» Work required
Every line that contains the word "массажу" should be copied.

# # # # #

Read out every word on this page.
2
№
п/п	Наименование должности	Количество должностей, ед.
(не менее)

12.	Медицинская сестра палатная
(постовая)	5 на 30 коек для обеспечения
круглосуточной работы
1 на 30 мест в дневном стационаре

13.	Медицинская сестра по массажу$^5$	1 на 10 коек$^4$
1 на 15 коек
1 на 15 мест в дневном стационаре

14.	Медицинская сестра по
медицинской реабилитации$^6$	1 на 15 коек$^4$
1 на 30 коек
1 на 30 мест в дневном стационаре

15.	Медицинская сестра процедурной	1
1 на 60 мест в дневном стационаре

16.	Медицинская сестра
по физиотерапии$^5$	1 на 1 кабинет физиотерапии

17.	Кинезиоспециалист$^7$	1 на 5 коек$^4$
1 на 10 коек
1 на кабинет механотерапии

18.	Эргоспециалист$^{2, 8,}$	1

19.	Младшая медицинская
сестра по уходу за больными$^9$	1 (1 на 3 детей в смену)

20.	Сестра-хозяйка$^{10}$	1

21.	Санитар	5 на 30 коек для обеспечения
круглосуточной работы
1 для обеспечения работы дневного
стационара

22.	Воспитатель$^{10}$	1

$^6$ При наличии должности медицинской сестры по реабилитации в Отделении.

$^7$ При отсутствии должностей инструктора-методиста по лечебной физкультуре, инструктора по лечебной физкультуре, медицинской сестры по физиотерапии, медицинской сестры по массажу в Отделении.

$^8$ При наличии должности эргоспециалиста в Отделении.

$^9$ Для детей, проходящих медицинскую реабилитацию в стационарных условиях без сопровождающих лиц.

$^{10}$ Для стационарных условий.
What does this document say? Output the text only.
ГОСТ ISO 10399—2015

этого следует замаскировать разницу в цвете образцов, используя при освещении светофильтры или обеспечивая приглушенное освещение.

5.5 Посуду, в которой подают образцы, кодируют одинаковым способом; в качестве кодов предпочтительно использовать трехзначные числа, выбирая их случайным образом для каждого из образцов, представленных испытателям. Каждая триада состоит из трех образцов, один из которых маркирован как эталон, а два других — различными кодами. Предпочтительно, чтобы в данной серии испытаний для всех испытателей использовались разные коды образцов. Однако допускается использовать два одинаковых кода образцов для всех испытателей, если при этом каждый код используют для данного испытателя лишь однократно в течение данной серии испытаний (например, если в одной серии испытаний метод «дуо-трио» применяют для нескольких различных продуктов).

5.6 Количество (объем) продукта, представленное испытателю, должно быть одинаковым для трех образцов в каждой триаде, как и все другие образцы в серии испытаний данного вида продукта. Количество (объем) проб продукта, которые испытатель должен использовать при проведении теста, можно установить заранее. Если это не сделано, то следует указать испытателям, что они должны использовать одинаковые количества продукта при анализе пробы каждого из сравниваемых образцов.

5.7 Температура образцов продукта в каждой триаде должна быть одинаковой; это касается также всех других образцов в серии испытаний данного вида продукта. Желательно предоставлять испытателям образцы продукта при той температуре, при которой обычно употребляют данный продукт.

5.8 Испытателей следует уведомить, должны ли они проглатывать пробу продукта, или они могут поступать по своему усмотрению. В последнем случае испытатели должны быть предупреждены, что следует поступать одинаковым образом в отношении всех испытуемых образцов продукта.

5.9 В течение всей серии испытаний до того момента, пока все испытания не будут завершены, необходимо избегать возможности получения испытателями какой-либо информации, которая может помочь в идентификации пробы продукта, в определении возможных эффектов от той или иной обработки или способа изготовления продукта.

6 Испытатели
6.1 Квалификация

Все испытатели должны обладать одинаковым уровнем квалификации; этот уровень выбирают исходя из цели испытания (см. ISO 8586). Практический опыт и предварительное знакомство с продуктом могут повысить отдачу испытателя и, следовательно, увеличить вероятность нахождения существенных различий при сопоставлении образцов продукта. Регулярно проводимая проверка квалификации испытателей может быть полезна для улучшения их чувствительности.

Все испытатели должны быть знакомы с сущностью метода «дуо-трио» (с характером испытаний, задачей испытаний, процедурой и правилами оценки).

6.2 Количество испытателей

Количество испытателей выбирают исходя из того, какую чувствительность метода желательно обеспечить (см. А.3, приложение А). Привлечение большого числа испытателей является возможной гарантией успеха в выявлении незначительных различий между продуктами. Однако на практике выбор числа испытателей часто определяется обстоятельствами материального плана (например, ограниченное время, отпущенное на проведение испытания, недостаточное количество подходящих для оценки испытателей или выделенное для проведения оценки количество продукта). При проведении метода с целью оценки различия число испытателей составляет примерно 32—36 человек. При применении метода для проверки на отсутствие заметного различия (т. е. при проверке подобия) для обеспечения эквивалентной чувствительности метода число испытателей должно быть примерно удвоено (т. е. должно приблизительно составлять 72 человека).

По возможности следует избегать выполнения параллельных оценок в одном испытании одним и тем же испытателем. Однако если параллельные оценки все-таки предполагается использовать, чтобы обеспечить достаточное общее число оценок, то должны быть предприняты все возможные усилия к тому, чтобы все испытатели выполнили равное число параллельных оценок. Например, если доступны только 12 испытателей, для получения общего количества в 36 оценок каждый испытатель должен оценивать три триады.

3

# # # # #

» Final result
13.	Медицинская сестра по массажу$^5$	1 на 10 коек$^4$
$^7$ При отсутствии должностей инструктора-методиста по лечебной физкультуре, инструктора по лечебной физкультуре, медицинской сестры по физиотерапии, медицинской сестры по массажу в Отделении.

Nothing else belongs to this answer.